Task goal :: Count the lines in the rows below that contain the string "file", treating uppercase and lowercase as different, and give only the number.

[Box annotation data]
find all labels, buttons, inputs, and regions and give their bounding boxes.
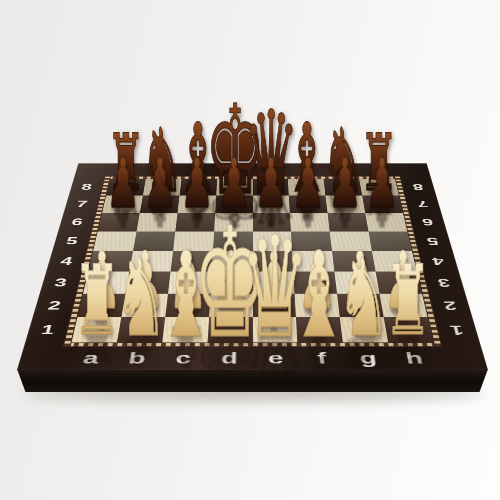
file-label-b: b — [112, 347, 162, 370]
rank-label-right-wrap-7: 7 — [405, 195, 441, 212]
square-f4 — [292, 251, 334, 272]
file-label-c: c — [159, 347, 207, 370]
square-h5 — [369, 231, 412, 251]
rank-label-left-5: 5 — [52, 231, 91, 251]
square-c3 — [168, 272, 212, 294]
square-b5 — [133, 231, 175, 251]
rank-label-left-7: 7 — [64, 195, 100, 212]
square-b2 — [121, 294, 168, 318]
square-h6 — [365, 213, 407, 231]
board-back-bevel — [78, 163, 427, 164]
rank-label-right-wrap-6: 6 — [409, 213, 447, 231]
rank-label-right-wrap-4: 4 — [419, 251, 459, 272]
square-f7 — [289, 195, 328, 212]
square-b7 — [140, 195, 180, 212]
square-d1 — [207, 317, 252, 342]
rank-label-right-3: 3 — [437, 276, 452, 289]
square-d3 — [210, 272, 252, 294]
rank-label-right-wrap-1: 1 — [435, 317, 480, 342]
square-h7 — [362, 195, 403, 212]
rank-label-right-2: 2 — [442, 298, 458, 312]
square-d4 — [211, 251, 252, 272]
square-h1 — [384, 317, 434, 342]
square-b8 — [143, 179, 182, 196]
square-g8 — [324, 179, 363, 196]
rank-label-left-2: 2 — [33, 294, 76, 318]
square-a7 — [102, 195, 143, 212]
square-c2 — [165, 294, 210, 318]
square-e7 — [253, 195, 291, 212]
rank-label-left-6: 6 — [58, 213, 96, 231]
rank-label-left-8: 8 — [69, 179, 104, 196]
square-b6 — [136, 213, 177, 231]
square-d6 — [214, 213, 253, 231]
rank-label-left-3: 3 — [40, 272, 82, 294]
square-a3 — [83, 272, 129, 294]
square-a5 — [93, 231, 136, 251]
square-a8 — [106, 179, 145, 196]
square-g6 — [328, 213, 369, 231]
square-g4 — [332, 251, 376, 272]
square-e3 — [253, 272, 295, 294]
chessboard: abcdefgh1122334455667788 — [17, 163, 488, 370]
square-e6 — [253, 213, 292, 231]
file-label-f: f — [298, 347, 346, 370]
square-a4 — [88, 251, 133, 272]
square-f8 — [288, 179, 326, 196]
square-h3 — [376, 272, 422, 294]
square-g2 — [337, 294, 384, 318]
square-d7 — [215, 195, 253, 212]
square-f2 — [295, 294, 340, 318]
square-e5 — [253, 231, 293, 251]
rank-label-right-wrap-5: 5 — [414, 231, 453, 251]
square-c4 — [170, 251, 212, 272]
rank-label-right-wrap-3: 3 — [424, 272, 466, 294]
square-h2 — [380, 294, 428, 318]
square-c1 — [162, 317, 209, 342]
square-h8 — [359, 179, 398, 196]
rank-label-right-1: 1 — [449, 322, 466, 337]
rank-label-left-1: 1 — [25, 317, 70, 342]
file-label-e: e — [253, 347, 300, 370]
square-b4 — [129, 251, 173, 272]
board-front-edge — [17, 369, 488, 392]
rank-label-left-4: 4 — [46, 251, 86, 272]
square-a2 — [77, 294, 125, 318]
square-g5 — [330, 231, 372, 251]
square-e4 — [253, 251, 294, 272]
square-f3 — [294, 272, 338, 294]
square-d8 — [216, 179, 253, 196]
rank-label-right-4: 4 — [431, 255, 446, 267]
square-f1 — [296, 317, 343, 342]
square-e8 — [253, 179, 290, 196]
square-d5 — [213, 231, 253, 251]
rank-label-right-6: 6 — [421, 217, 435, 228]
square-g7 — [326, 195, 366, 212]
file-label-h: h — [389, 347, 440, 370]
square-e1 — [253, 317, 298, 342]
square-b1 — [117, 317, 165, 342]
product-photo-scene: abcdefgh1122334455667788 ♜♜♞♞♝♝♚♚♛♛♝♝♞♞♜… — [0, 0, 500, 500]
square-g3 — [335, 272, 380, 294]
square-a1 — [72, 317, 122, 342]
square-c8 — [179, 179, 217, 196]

The output :: 5